## BEGIN Data to process

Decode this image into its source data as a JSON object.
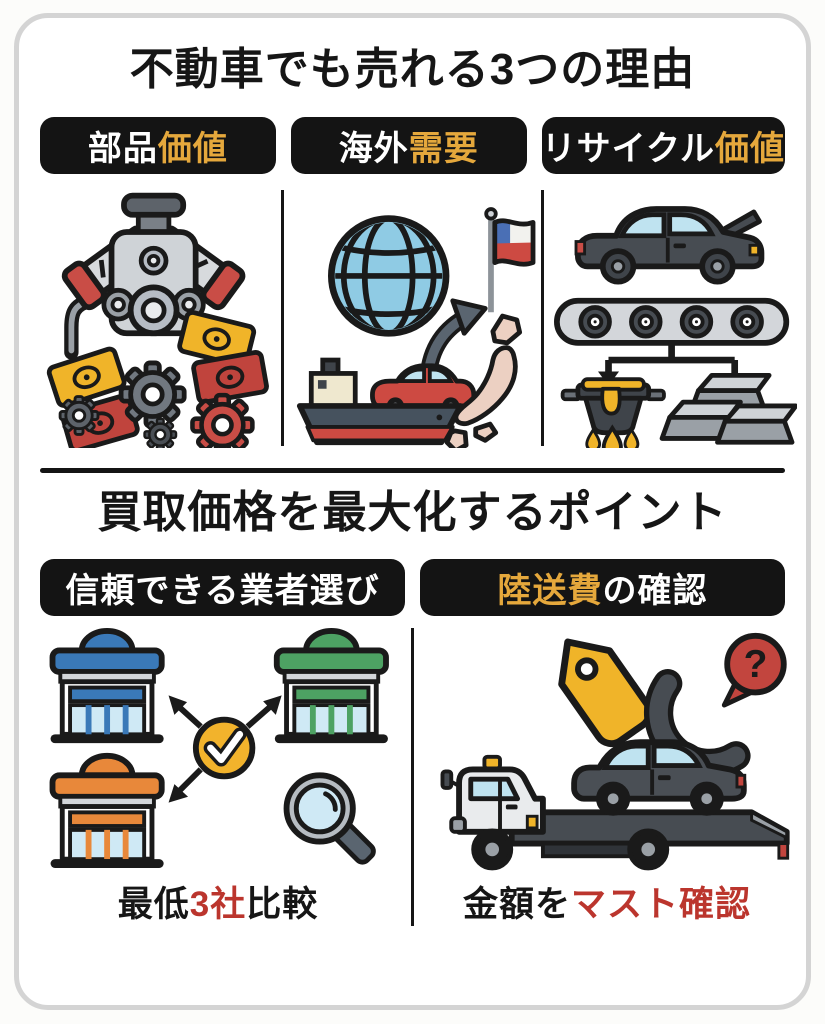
{
  "colors": {
    "badge_bg": "#141414",
    "gold": "#e5a83c",
    "red": "#bb352d",
    "card_border": "#d4d4d4"
  },
  "section1": {
    "title": "不動車でも売れる3つの理由",
    "badges": [
      {
        "w1": "部品",
        "gold": "価値",
        "w2": ""
      },
      {
        "w1": "海外",
        "gold": "需要",
        "w2": ""
      },
      {
        "w1": "リサイクル",
        "gold": "価値",
        "w2": ""
      }
    ],
    "panels": [
      {
        "name": "parts-value",
        "icons": [
          "engine-icon",
          "banknote-icon",
          "gear-icon"
        ]
      },
      {
        "name": "overseas-demand",
        "icons": [
          "globe-icon",
          "flag-icon",
          "cargo-ship-with-car-icon",
          "curved-arrow-icon",
          "japan-map-icon"
        ]
      },
      {
        "name": "recycle-value",
        "icons": [
          "scrap-car-icon",
          "conveyor-icon",
          "branch-arrows-icon",
          "melting-pot-icon",
          "metal-ingots-icon"
        ]
      }
    ]
  },
  "section2": {
    "title": "買取価格を最大化するポイント",
    "badges": [
      {
        "w1": "信頼できる業者選び",
        "gold": "",
        "w2": ""
      },
      {
        "w1": "",
        "gold": "陸送費",
        "w2": "の確認"
      }
    ],
    "panels": [
      {
        "name": "choose-reliable-dealers",
        "icons": [
          "storefront-blue-icon",
          "storefront-green-icon",
          "storefront-orange-icon",
          "check-circle-icon",
          "magnifier-icon"
        ],
        "caption": {
          "b1": "最低",
          "red": "3社",
          "b2": "比較"
        }
      },
      {
        "name": "confirm-transport-fee",
        "icons": [
          "price-tag-icon",
          "phone-icon",
          "question-bubble-icon",
          "tow-truck-icon"
        ],
        "caption": {
          "b1": "金額を",
          "red": "マスト確認",
          "b2": ""
        },
        "question_mark": "?"
      }
    ]
  }
}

## END Data to process

* What you are asked to do
Make an exact reproduction of the listing above, without any pictures.

* Solution to this exercise
Decode this image into its source data as a JSON object.
{
  "colors": {
    "badge_bg": "#141414",
    "gold": "#e5a83c",
    "red": "#bb352d",
    "card_border": "#d4d4d4"
  },
  "section1": {
    "title": "不動車でも売れる3つの理由",
    "badges": [
      {
        "w1": "部品",
        "gold": "価値",
        "w2": ""
      },
      {
        "w1": "海外",
        "gold": "需要",
        "w2": ""
      },
      {
        "w1": "リサイクル",
        "gold": "価値",
        "w2": ""
      }
    ],
    "panels": [
      {
        "name": "parts-value",
        "icons": [
          "engine-icon",
          "banknote-icon",
          "gear-icon"
        ]
      },
      {
        "name": "overseas-demand",
        "icons": [
          "globe-icon",
          "flag-icon",
          "cargo-ship-with-car-icon",
          "curved-arrow-icon",
          "japan-map-icon"
        ]
      },
      {
        "name": "recycle-value",
        "icons": [
          "scrap-car-icon",
          "conveyor-icon",
          "branch-arrows-icon",
          "melting-pot-icon",
          "metal-ingots-icon"
        ]
      }
    ]
  },
  "section2": {
    "title": "買取価格を最大化するポイント",
    "badges": [
      {
        "w1": "信頼できる業者選び",
        "gold": "",
        "w2": ""
      },
      {
        "w1": "",
        "gold": "陸送費",
        "w2": "の確認"
      }
    ],
    "panels": [
      {
        "name": "choose-reliable-dealers",
        "icons": [
          "storefront-blue-icon",
          "storefront-green-icon",
          "storefront-orange-icon",
          "check-circle-icon",
          "magnifier-icon"
        ],
        "caption": {
          "b1": "最低",
          "red": "3社",
          "b2": "比較"
        }
      },
      {
        "name": "confirm-transport-fee",
        "icons": [
          "price-tag-icon",
          "phone-icon",
          "question-bubble-icon",
          "tow-truck-icon"
        ],
        "caption": {
          "b1": "金額を",
          "red": "マスト確認",
          "b2": ""
        },
        "question_mark": "?"
      }
    ]
  }
}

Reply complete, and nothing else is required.